Your task = Transcribe all the entries word for word, omitting any pictures they contain.

+-------+

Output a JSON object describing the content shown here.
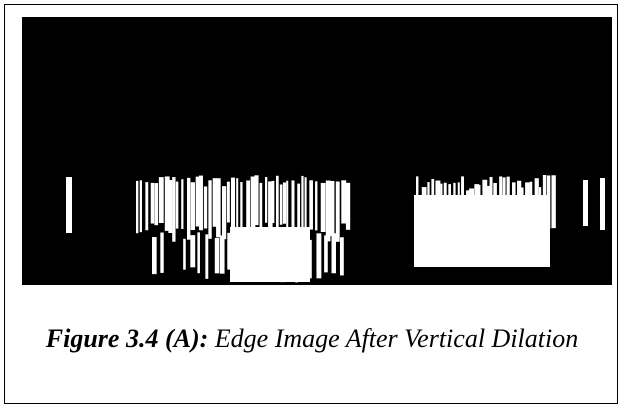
{
  "figure": {
    "label": "Figure 3.4 (A):",
    "caption": "Edge Image After Vertical Dilation"
  }
}
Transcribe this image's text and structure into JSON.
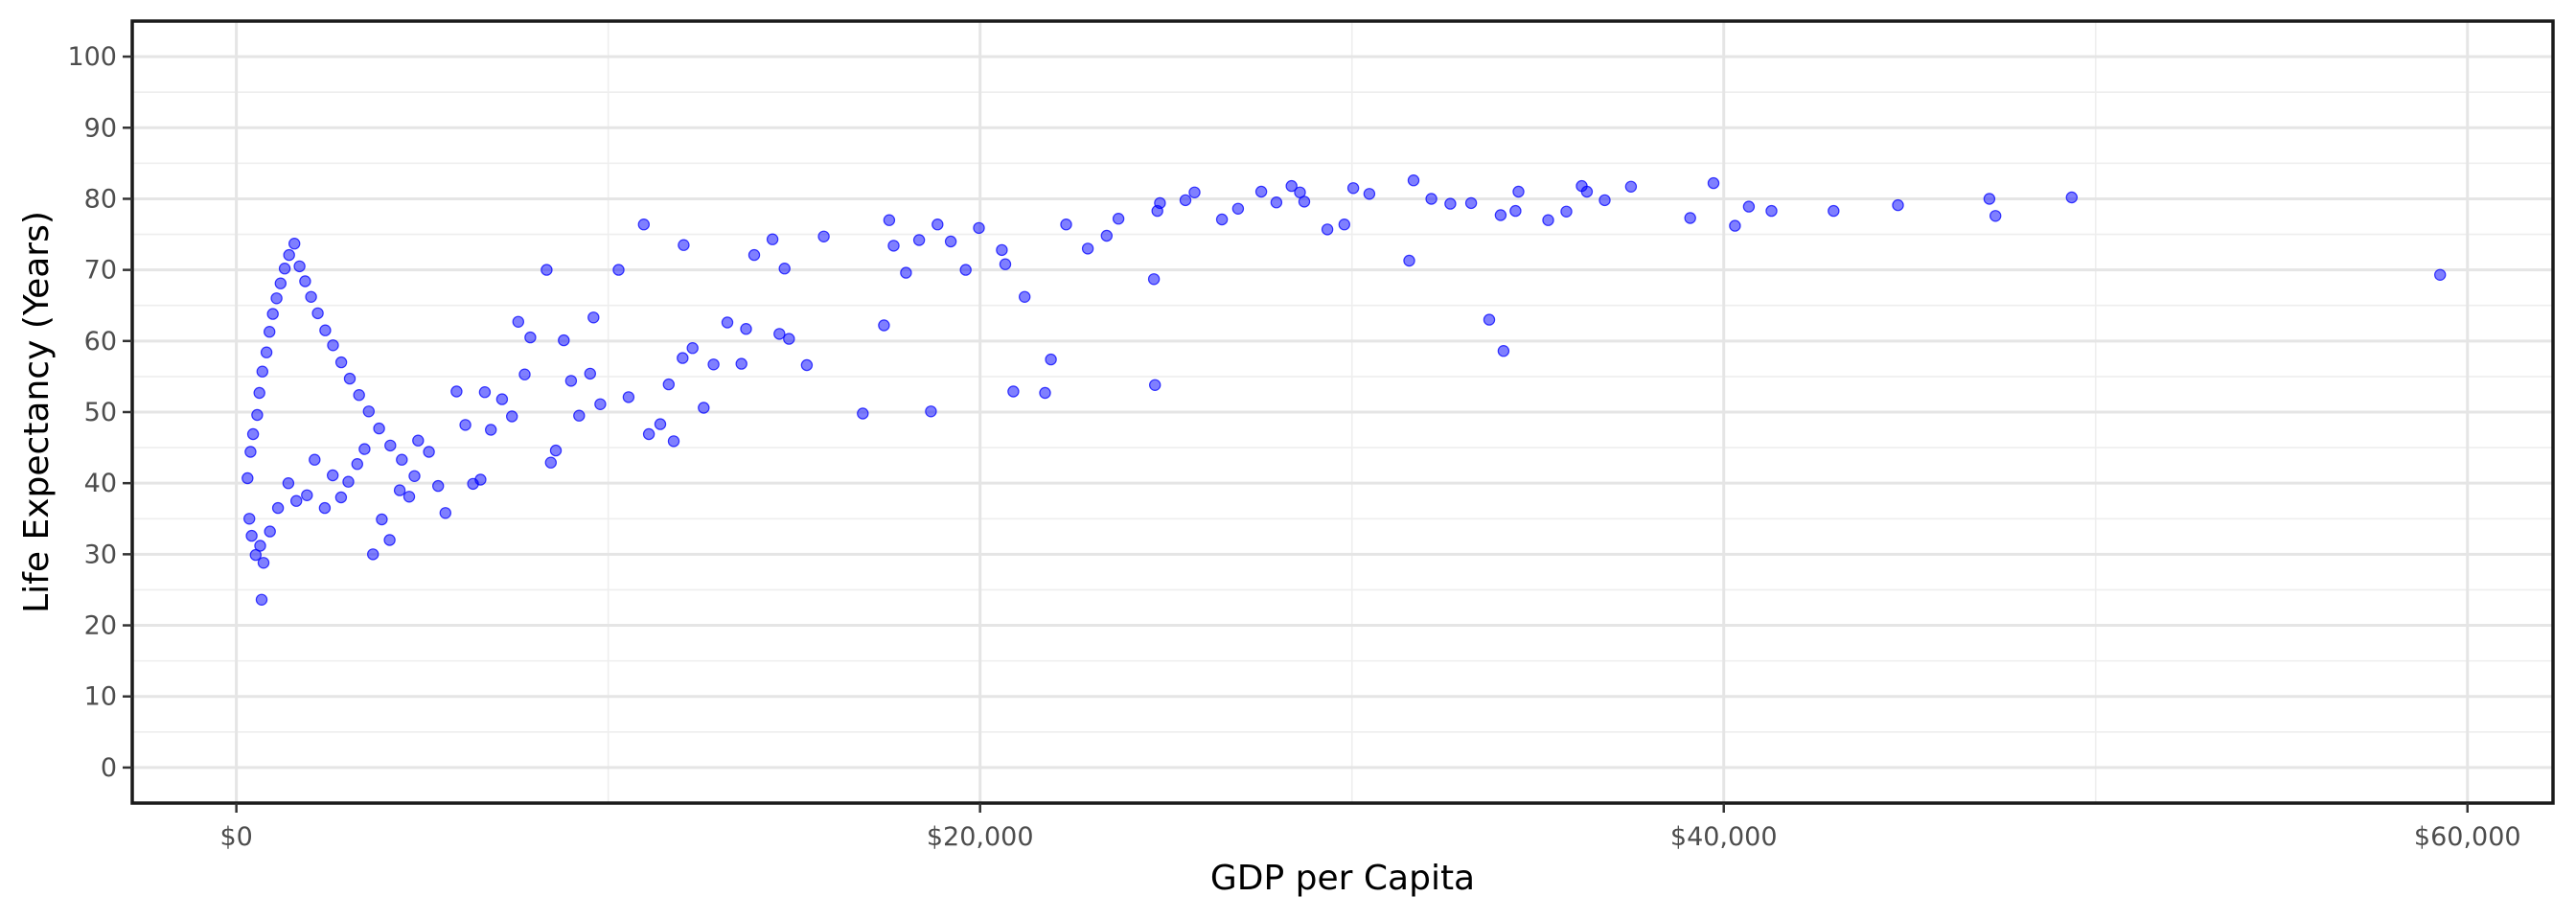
{
  "chart_data": {
    "type": "scatter",
    "title": "",
    "xlabel": "GDP per Capita",
    "ylabel": "Life Expectancy (Years)",
    "xlim": [
      -2800,
      62300
    ],
    "ylim": [
      -5,
      105
    ],
    "x_ticks": [
      0,
      20000,
      40000,
      60000
    ],
    "x_tick_labels": [
      "$0",
      "$20,000",
      "$40,000",
      "$60,000"
    ],
    "y_ticks": [
      0,
      10,
      20,
      30,
      40,
      50,
      60,
      70,
      80,
      90,
      100
    ],
    "y_tick_labels": [
      "0",
      "10",
      "20",
      "30",
      "40",
      "50",
      "60",
      "70",
      "80",
      "90",
      "100"
    ],
    "grid": true,
    "point_color": "#0000ff",
    "point_alpha": 0.5,
    "series": [
      {
        "values": [
          [
            59265,
            69.3
          ],
          [
            49357,
            80.2
          ],
          [
            47307,
            77.6
          ],
          [
            47143,
            80.0
          ],
          [
            44684,
            79.1
          ],
          [
            42952,
            78.3
          ],
          [
            41283,
            78.3
          ],
          [
            40676,
            78.9
          ],
          [
            40300,
            76.2
          ],
          [
            39724,
            82.2
          ],
          [
            39097,
            77.3
          ],
          [
            37506,
            81.7
          ],
          [
            36798,
            79.8
          ],
          [
            36319,
            81.0
          ],
          [
            36180,
            81.8
          ],
          [
            35767,
            78.2
          ],
          [
            35278,
            77.0
          ],
          [
            34480,
            81.0
          ],
          [
            34077,
            58.6
          ],
          [
            33692,
            63.0
          ],
          [
            34000,
            77.7
          ],
          [
            34400,
            78.3
          ],
          [
            33207,
            79.4
          ],
          [
            32647,
            79.3
          ],
          [
            32136,
            80.0
          ],
          [
            31656,
            82.6
          ],
          [
            31540,
            71.3
          ],
          [
            30470,
            80.7
          ],
          [
            30035,
            81.5
          ],
          [
            29796,
            76.4
          ],
          [
            29341,
            75.7
          ],
          [
            28718,
            79.6
          ],
          [
            28604,
            80.9
          ],
          [
            28377,
            81.8
          ],
          [
            27968,
            79.5
          ],
          [
            27561,
            81.0
          ],
          [
            26938,
            78.6
          ],
          [
            26505,
            77.1
          ],
          [
            25768,
            80.9
          ],
          [
            25523,
            79.8
          ],
          [
            24837,
            79.4
          ],
          [
            24769,
            78.3
          ],
          [
            24704,
            53.8
          ],
          [
            24675,
            68.7
          ],
          [
            23723,
            77.2
          ],
          [
            23404,
            74.8
          ],
          [
            22898,
            73.0
          ],
          [
            22316,
            76.4
          ],
          [
            21905,
            57.4
          ],
          [
            21748,
            52.7
          ],
          [
            21198,
            66.2
          ],
          [
            20896,
            52.9
          ],
          [
            20677,
            70.8
          ],
          [
            20586,
            72.8
          ],
          [
            19970,
            75.9
          ],
          [
            19614,
            70.0
          ],
          [
            19211,
            74.0
          ],
          [
            18856,
            76.4
          ],
          [
            18679,
            50.1
          ],
          [
            18362,
            74.2
          ],
          [
            18008,
            69.6
          ],
          [
            17675,
            73.4
          ],
          [
            17558,
            77.0
          ],
          [
            17415,
            62.2
          ],
          [
            16846,
            49.8
          ],
          [
            15798,
            74.7
          ],
          [
            15342,
            56.6
          ],
          [
            14861,
            60.3
          ],
          [
            14743,
            70.2
          ],
          [
            14605,
            61.0
          ],
          [
            14417,
            74.3
          ],
          [
            13926,
            72.1
          ],
          [
            13707,
            61.7
          ],
          [
            13582,
            56.8
          ],
          [
            13205,
            62.6
          ],
          [
            12834,
            56.7
          ],
          [
            12569,
            50.6
          ],
          [
            12270,
            59.0
          ],
          [
            12029,
            73.5
          ],
          [
            12001,
            57.6
          ],
          [
            11762,
            45.9
          ],
          [
            11626,
            53.9
          ],
          [
            11400,
            48.3
          ],
          [
            11094,
            46.9
          ],
          [
            10956,
            76.4
          ],
          [
            10547,
            52.1
          ],
          [
            10280,
            70.0
          ],
          [
            9786,
            51.1
          ],
          [
            9604,
            63.3
          ],
          [
            9514,
            55.4
          ],
          [
            9218,
            49.5
          ],
          [
            9000,
            54.4
          ],
          [
            8805,
            60.1
          ],
          [
            8591,
            44.6
          ],
          [
            8457,
            42.9
          ],
          [
            8344,
            70.0
          ],
          [
            7906,
            60.5
          ],
          [
            7754,
            55.3
          ],
          [
            7582,
            62.7
          ],
          [
            7411,
            49.4
          ],
          [
            7145,
            51.8
          ],
          [
            6845,
            47.5
          ],
          [
            6682,
            52.8
          ],
          [
            6565,
            40.5
          ],
          [
            6364,
            39.9
          ],
          [
            6158,
            48.2
          ],
          [
            5922,
            52.9
          ],
          [
            5622,
            35.8
          ],
          [
            5426,
            39.6
          ],
          [
            5178,
            44.4
          ],
          [
            4889,
            46.0
          ],
          [
            4648,
            38.1
          ],
          [
            4392,
            39.0
          ],
          [
            4123,
            32.0
          ],
          [
            3910,
            34.9
          ],
          [
            3674,
            30.0
          ],
          [
            3446,
            44.8
          ],
          [
            3250,
            42.7
          ],
          [
            3012,
            40.2
          ],
          [
            2816,
            38.0
          ],
          [
            2592,
            41.1
          ],
          [
            2377,
            36.5
          ],
          [
            2104,
            43.3
          ],
          [
            1897,
            38.3
          ],
          [
            1612,
            37.5
          ],
          [
            1398,
            40.0
          ],
          [
            1120,
            36.5
          ],
          [
            903,
            33.2
          ],
          [
            730,
            28.8
          ],
          [
            640,
            31.2
          ],
          [
            520,
            29.9
          ],
          [
            410,
            32.6
          ],
          [
            350,
            35.0
          ],
          [
            680,
            23.6
          ],
          [
            300,
            40.7
          ],
          [
            380,
            44.4
          ],
          [
            450,
            46.9
          ],
          [
            560,
            49.6
          ],
          [
            620,
            52.7
          ],
          [
            700,
            55.7
          ],
          [
            810,
            58.4
          ],
          [
            890,
            61.3
          ],
          [
            980,
            63.8
          ],
          [
            1080,
            66.0
          ],
          [
            1190,
            68.1
          ],
          [
            1300,
            70.2
          ],
          [
            1420,
            72.1
          ],
          [
            1560,
            73.7
          ],
          [
            1700,
            70.5
          ],
          [
            1850,
            68.4
          ],
          [
            2010,
            66.2
          ],
          [
            2190,
            63.9
          ],
          [
            2390,
            61.5
          ],
          [
            2600,
            59.4
          ],
          [
            2820,
            57.0
          ],
          [
            3050,
            54.7
          ],
          [
            3300,
            52.4
          ],
          [
            3560,
            50.1
          ],
          [
            3840,
            47.7
          ],
          [
            4140,
            45.3
          ],
          [
            4450,
            43.3
          ],
          [
            4790,
            41.0
          ]
        ]
      }
    ]
  }
}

+-------+

The solution =
Output a JSON object describing the content shown here.
{
  "figure": {
    "label": "Figure 3.4 (A):",
    "caption": "Edge Image After Vertical Dilation"
  }
}
Transcribe this image's text and structure into JSON.
{
  "chart_data": {
    "type": "scatter",
    "title": "",
    "xlabel": "GDP per Capita",
    "ylabel": "Life Expectancy (Years)",
    "xlim": [
      -2800,
      62300
    ],
    "ylim": [
      -5,
      105
    ],
    "x_ticks": [
      0,
      20000,
      40000,
      60000
    ],
    "x_tick_labels": [
      "$0",
      "$20,000",
      "$40,000",
      "$60,000"
    ],
    "y_ticks": [
      0,
      10,
      20,
      30,
      40,
      50,
      60,
      70,
      80,
      90,
      100
    ],
    "y_tick_labels": [
      "0",
      "10",
      "20",
      "30",
      "40",
      "50",
      "60",
      "70",
      "80",
      "90",
      "100"
    ],
    "grid": true,
    "point_color": "#0000ff",
    "point_alpha": 0.5,
    "series": [
      {
        "values": [
          [
            59265,
            69.3
          ],
          [
            49357,
            80.2
          ],
          [
            47307,
            77.6
          ],
          [
            47143,
            80.0
          ],
          [
            44684,
            79.1
          ],
          [
            42952,
            78.3
          ],
          [
            41283,
            78.3
          ],
          [
            40676,
            78.9
          ],
          [
            40300,
            76.2
          ],
          [
            39724,
            82.2
          ],
          [
            39097,
            77.3
          ],
          [
            37506,
            81.7
          ],
          [
            36798,
            79.8
          ],
          [
            36319,
            81.0
          ],
          [
            36180,
            81.8
          ],
          [
            35767,
            78.2
          ],
          [
            35278,
            77.0
          ],
          [
            34480,
            81.0
          ],
          [
            34077,
            58.6
          ],
          [
            33692,
            63.0
          ],
          [
            34000,
            77.7
          ],
          [
            34400,
            78.3
          ],
          [
            33207,
            79.4
          ],
          [
            32647,
            79.3
          ],
          [
            32136,
            80.0
          ],
          [
            31656,
            82.6
          ],
          [
            31540,
            71.3
          ],
          [
            30470,
            80.7
          ],
          [
            30035,
            81.5
          ],
          [
            29796,
            76.4
          ],
          [
            29341,
            75.7
          ],
          [
            28718,
            79.6
          ],
          [
            28604,
            80.9
          ],
          [
            28377,
            81.8
          ],
          [
            27968,
            79.5
          ],
          [
            27561,
            81.0
          ],
          [
            26938,
            78.6
          ],
          [
            26505,
            77.1
          ],
          [
            25768,
            80.9
          ],
          [
            25523,
            79.8
          ],
          [
            24837,
            79.4
          ],
          [
            24769,
            78.3
          ],
          [
            24704,
            53.8
          ],
          [
            24675,
            68.7
          ],
          [
            23723,
            77.2
          ],
          [
            23404,
            74.8
          ],
          [
            22898,
            73.0
          ],
          [
            22316,
            76.4
          ],
          [
            21905,
            57.4
          ],
          [
            21748,
            52.7
          ],
          [
            21198,
            66.2
          ],
          [
            20896,
            52.9
          ],
          [
            20677,
            70.8
          ],
          [
            20586,
            72.8
          ],
          [
            19970,
            75.9
          ],
          [
            19614,
            70.0
          ],
          [
            19211,
            74.0
          ],
          [
            18856,
            76.4
          ],
          [
            18679,
            50.1
          ],
          [
            18362,
            74.2
          ],
          [
            18008,
            69.6
          ],
          [
            17675,
            73.4
          ],
          [
            17558,
            77.0
          ],
          [
            17415,
            62.2
          ],
          [
            16846,
            49.8
          ],
          [
            15798,
            74.7
          ],
          [
            15342,
            56.6
          ],
          [
            14861,
            60.3
          ],
          [
            14743,
            70.2
          ],
          [
            14605,
            61.0
          ],
          [
            14417,
            74.3
          ],
          [
            13926,
            72.1
          ],
          [
            13707,
            61.7
          ],
          [
            13582,
            56.8
          ],
          [
            13205,
            62.6
          ],
          [
            12834,
            56.7
          ],
          [
            12569,
            50.6
          ],
          [
            12270,
            59.0
          ],
          [
            12029,
            73.5
          ],
          [
            12001,
            57.6
          ],
          [
            11762,
            45.9
          ],
          [
            11626,
            53.9
          ],
          [
            11400,
            48.3
          ],
          [
            11094,
            46.9
          ],
          [
            10956,
            76.4
          ],
          [
            10547,
            52.1
          ],
          [
            10280,
            70.0
          ],
          [
            9786,
            51.1
          ],
          [
            9604,
            63.3
          ],
          [
            9514,
            55.4
          ],
          [
            9218,
            49.5
          ],
          [
            9000,
            54.4
          ],
          [
            8805,
            60.1
          ],
          [
            8591,
            44.6
          ],
          [
            8457,
            42.9
          ],
          [
            8344,
            70.0
          ],
          [
            7906,
            60.5
          ],
          [
            7754,
            55.3
          ],
          [
            7582,
            62.7
          ],
          [
            7411,
            49.4
          ],
          [
            7145,
            51.8
          ],
          [
            6845,
            47.5
          ],
          [
            6682,
            52.8
          ],
          [
            6565,
            40.5
          ],
          [
            6364,
            39.9
          ],
          [
            6158,
            48.2
          ],
          [
            5922,
            52.9
          ],
          [
            5622,
            35.8
          ],
          [
            5426,
            39.6
          ],
          [
            5178,
            44.4
          ],
          [
            4889,
            46.0
          ],
          [
            4648,
            38.1
          ],
          [
            4392,
            39.0
          ],
          [
            4123,
            32.0
          ],
          [
            3910,
            34.9
          ],
          [
            3674,
            30.0
          ],
          [
            3446,
            44.8
          ],
          [
            3250,
            42.7
          ],
          [
            3012,
            40.2
          ],
          [
            2816,
            38.0
          ],
          [
            2592,
            41.1
          ],
          [
            2377,
            36.5
          ],
          [
            2104,
            43.3
          ],
          [
            1897,
            38.3
          ],
          [
            1612,
            37.5
          ],
          [
            1398,
            40.0
          ],
          [
            1120,
            36.5
          ],
          [
            903,
            33.2
          ],
          [
            730,
            28.8
          ],
          [
            640,
            31.2
          ],
          [
            520,
            29.9
          ],
          [
            410,
            32.6
          ],
          [
            350,
            35.0
          ],
          [
            680,
            23.6
          ],
          [
            300,
            40.7
          ],
          [
            380,
            44.4
          ],
          [
            450,
            46.9
          ],
          [
            560,
            49.6
          ],
          [
            620,
            52.7
          ],
          [
            700,
            55.7
          ],
          [
            810,
            58.4
          ],
          [
            890,
            61.3
          ],
          [
            980,
            63.8
          ],
          [
            1080,
            66.0
          ],
          [
            1190,
            68.1
          ],
          [
            1300,
            70.2
          ],
          [
            1420,
            72.1
          ],
          [
            1560,
            73.7
          ],
          [
            1700,
            70.5
          ],
          [
            1850,
            68.4
          ],
          [
            2010,
            66.2
          ],
          [
            2190,
            63.9
          ],
          [
            2390,
            61.5
          ],
          [
            2600,
            59.4
          ],
          [
            2820,
            57.0
          ],
          [
            3050,
            54.7
          ],
          [
            3300,
            52.4
          ],
          [
            3560,
            50.1
          ],
          [
            3840,
            47.7
          ],
          [
            4140,
            45.3
          ],
          [
            4450,
            43.3
          ],
          [
            4790,
            41.0
          ]
        ]
      }
    ]
  }
}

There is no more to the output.